Extract, from the records beneath this instruction, each line that contains the word "content".

======== ENTRIES PROVIDED

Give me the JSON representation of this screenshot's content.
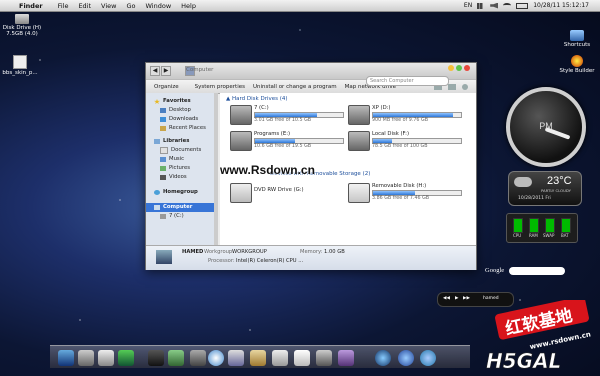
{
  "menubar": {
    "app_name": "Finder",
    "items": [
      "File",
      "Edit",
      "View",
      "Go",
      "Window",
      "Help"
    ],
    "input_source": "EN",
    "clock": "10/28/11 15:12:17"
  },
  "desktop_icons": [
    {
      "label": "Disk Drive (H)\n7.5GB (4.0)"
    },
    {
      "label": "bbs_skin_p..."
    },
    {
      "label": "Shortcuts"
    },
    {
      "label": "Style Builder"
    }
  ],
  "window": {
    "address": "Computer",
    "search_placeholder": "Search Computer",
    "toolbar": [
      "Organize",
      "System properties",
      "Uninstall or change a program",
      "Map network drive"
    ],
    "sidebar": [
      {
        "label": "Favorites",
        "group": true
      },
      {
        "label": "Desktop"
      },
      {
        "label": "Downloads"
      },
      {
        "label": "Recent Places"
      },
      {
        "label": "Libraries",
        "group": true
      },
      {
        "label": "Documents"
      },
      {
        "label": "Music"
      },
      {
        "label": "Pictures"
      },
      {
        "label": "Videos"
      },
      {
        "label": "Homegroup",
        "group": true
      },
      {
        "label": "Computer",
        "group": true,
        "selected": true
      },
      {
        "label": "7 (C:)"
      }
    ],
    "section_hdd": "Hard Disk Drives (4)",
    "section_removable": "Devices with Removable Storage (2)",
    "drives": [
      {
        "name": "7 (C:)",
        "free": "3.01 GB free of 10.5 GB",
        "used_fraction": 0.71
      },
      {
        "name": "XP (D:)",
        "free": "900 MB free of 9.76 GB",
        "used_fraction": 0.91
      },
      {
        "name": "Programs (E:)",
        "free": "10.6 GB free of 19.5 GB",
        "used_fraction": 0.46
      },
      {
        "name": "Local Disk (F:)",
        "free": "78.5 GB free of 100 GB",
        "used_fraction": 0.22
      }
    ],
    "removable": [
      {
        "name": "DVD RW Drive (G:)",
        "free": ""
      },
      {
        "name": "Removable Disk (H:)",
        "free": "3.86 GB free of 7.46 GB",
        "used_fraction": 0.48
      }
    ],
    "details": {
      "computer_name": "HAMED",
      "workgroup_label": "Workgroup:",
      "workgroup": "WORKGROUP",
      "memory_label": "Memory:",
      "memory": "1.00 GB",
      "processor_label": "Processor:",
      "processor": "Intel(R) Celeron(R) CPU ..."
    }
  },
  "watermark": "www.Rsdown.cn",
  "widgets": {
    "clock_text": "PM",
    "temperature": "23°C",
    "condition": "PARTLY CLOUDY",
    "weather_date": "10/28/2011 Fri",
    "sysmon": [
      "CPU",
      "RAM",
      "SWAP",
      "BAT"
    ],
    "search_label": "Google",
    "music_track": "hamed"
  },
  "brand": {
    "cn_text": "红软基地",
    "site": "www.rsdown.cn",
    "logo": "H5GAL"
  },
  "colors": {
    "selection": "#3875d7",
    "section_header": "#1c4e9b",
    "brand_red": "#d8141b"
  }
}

================
======== ENTRIES PROVIDED

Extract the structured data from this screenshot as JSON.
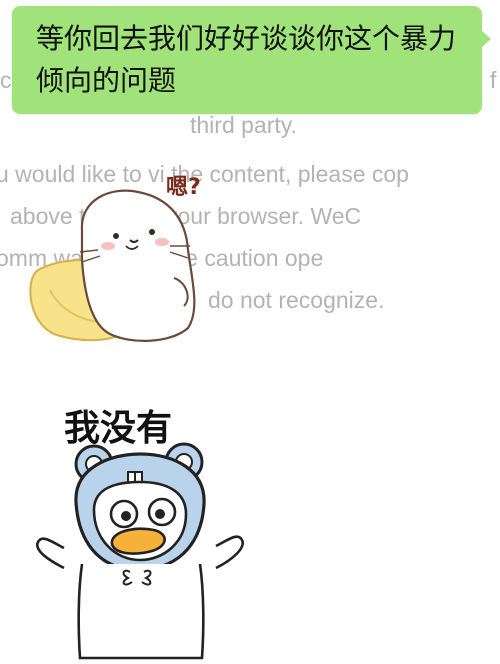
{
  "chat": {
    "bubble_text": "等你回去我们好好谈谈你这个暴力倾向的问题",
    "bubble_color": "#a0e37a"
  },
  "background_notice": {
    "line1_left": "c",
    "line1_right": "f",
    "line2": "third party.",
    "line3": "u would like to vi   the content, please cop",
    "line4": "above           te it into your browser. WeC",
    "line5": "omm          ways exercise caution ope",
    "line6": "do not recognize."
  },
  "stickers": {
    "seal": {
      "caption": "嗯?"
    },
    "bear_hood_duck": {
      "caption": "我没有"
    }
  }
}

================

SOLUTION FOR THIS TASK:
Give me the JSON representation of this screenshot's content.
    "line3": "u would like to vi   the content, please cop",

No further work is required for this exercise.